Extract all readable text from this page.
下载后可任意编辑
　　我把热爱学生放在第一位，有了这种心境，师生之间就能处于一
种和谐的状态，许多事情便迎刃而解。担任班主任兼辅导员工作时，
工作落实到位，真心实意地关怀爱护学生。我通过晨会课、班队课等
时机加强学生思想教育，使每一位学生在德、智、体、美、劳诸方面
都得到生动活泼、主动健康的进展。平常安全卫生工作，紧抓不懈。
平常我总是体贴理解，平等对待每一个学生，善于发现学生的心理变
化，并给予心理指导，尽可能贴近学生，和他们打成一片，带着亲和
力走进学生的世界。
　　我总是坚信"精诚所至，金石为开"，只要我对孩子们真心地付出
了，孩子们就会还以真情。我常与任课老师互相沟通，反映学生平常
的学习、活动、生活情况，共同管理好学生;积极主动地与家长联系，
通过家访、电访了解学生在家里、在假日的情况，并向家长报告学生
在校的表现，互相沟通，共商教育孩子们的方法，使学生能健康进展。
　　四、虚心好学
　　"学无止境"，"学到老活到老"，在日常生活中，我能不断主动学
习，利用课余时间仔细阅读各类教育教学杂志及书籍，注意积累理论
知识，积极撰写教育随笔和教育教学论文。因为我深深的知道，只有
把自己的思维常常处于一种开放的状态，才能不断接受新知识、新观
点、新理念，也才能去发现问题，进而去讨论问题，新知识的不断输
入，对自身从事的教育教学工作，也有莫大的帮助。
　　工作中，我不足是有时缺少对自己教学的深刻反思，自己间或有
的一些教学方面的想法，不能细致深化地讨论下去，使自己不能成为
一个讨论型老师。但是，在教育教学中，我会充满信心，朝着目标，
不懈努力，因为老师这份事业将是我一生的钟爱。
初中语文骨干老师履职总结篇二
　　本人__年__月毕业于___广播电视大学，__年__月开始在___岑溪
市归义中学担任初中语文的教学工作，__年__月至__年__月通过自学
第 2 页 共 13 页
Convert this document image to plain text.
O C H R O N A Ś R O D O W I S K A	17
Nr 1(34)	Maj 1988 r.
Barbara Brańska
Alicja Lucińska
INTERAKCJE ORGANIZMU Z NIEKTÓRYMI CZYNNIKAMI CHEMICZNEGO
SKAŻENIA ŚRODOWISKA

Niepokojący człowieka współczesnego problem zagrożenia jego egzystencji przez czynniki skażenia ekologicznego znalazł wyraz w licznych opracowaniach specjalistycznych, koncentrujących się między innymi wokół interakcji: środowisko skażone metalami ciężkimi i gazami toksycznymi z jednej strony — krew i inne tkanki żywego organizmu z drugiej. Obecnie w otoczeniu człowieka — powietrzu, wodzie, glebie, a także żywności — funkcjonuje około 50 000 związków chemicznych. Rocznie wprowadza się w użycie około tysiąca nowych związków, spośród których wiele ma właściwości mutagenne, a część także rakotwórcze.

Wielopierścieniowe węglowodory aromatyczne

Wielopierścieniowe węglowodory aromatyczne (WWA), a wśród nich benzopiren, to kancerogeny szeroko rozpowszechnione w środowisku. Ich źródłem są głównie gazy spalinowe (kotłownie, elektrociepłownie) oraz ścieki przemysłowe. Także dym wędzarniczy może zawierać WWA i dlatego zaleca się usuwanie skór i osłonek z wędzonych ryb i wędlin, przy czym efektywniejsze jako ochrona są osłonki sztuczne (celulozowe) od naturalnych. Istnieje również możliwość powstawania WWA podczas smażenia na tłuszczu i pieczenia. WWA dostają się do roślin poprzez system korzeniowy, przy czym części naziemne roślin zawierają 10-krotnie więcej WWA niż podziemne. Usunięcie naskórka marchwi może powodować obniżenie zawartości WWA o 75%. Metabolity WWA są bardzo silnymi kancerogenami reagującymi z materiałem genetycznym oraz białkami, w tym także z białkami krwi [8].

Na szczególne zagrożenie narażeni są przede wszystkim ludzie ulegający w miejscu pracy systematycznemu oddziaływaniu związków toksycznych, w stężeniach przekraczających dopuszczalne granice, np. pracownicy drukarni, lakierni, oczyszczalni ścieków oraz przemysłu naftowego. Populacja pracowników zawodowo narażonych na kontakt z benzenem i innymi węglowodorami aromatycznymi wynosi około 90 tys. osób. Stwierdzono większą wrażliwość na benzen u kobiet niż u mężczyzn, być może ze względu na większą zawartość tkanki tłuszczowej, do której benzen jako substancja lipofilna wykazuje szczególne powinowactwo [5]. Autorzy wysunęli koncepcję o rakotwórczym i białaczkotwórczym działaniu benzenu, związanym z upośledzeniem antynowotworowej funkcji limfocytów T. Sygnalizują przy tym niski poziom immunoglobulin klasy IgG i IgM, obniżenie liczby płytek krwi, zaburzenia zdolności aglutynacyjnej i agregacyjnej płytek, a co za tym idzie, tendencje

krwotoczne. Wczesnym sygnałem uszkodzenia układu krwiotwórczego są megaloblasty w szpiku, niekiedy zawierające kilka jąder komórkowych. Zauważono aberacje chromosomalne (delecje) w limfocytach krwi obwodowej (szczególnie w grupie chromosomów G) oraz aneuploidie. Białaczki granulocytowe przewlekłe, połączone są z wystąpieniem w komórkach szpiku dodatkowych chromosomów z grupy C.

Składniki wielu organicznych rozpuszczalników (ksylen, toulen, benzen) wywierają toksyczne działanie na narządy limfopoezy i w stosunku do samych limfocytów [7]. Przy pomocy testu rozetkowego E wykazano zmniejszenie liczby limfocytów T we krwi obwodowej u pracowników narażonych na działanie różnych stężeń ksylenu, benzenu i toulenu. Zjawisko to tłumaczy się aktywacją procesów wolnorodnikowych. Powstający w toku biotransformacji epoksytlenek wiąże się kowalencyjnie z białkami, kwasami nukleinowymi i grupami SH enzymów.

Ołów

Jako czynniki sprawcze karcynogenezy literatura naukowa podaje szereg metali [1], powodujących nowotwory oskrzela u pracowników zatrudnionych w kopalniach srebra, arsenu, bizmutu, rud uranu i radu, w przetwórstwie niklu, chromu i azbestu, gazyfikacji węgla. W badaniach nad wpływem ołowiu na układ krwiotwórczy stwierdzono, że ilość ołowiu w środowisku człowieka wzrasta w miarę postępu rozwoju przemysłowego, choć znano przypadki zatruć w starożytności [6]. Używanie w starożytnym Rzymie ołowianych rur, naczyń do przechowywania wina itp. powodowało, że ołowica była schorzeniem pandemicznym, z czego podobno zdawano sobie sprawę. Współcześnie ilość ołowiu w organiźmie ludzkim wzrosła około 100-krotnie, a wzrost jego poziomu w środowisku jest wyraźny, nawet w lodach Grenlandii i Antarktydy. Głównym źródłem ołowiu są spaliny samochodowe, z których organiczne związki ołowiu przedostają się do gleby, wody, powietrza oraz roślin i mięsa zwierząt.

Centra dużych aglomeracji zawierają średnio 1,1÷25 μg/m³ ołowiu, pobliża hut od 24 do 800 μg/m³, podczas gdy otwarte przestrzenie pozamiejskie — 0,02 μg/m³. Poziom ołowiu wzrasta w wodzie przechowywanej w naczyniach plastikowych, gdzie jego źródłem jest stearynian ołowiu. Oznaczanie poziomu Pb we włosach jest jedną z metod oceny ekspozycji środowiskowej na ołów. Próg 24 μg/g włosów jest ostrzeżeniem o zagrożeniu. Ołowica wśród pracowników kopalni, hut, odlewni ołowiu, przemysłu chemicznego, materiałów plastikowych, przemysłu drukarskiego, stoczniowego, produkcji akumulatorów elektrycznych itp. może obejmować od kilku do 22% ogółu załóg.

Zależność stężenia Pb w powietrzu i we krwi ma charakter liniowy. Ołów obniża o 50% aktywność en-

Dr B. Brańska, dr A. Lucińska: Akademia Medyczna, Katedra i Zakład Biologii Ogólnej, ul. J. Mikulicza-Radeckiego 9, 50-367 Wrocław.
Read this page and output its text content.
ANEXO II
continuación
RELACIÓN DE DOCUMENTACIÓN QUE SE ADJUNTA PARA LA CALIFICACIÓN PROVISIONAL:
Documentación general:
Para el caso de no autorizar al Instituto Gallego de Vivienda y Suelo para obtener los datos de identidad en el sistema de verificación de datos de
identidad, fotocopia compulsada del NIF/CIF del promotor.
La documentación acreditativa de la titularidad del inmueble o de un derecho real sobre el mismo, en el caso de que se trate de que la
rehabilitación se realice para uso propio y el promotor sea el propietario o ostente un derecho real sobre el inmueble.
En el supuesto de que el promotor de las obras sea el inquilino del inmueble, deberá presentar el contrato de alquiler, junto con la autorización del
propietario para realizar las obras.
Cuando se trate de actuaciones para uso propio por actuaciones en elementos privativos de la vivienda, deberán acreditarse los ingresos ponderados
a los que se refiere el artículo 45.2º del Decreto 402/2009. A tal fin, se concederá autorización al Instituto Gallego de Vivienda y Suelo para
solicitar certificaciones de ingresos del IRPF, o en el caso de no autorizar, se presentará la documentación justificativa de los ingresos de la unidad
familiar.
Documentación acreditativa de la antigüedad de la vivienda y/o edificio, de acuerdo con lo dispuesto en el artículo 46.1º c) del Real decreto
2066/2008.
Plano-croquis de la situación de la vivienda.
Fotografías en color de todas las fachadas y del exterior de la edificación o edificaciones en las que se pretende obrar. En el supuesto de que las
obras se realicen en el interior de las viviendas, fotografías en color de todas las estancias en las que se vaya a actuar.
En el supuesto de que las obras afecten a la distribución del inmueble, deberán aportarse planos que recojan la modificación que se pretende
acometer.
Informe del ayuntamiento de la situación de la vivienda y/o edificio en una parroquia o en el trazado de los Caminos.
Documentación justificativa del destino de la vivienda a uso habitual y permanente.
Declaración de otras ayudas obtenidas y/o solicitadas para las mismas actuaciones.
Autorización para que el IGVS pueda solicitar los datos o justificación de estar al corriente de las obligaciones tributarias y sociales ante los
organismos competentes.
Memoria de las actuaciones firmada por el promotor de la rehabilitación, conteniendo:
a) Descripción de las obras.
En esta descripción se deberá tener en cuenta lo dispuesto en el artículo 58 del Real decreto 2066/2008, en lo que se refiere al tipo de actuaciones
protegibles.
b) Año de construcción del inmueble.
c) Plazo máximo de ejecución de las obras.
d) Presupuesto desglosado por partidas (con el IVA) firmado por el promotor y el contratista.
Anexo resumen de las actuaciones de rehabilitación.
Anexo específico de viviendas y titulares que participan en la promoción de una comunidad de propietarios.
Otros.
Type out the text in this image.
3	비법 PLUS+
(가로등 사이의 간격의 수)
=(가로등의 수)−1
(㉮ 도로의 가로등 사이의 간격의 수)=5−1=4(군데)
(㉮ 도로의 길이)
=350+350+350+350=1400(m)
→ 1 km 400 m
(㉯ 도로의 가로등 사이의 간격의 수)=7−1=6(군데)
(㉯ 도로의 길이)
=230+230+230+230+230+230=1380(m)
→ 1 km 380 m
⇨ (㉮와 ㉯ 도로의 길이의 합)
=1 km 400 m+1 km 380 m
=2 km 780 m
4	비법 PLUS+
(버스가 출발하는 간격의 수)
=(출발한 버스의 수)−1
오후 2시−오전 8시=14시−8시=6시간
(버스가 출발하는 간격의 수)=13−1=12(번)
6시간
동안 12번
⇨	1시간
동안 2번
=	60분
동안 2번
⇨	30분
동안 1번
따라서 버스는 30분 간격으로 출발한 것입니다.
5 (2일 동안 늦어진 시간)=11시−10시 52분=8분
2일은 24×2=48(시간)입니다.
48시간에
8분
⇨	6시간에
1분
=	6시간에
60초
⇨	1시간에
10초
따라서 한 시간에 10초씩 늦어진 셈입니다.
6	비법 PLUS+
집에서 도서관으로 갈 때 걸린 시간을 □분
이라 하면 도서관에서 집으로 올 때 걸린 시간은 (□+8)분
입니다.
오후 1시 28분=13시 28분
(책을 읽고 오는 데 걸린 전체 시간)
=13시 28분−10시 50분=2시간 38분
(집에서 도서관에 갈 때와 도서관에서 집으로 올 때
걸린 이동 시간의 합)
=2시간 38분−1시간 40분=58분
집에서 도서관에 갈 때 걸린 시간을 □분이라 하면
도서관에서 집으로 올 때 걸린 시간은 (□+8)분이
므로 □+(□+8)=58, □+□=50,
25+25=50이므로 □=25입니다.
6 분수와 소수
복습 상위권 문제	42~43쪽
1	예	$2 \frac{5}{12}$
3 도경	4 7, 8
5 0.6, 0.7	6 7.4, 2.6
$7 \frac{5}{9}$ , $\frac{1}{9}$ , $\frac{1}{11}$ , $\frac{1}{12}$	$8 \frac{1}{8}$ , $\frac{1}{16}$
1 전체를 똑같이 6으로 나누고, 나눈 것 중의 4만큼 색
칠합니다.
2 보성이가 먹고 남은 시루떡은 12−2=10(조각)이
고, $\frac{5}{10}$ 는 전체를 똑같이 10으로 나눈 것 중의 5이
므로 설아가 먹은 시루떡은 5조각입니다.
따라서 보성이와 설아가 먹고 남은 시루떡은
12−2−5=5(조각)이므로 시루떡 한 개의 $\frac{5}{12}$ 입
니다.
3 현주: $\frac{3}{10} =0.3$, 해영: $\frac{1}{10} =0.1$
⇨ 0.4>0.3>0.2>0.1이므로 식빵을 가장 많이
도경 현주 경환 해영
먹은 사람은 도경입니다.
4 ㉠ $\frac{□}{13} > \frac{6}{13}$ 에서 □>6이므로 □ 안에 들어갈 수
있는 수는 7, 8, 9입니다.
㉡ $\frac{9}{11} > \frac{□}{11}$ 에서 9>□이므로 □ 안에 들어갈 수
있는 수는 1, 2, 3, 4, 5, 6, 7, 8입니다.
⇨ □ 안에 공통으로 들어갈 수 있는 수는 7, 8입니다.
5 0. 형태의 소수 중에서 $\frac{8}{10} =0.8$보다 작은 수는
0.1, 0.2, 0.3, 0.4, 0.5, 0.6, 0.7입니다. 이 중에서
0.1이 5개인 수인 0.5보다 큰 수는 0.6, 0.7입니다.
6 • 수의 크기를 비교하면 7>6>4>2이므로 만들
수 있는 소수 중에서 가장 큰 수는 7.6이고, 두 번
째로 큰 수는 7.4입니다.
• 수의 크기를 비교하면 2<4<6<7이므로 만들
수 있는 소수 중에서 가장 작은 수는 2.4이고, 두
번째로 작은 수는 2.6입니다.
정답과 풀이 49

++++++

• **Problem to solve**:
Collect from the data above every line that includes "Instituto".

• **Expected output**:
Para el caso de no autorizar al Instituto Gallego de Vivienda y Suelo para obtener los datos de identidad en el sistema de verificación de datos de
a los que se refiere el artículo 45.2º del Decreto 402/2009. A tal fin, se concederá autorización al Instituto Gallego de Vivienda y Suelo para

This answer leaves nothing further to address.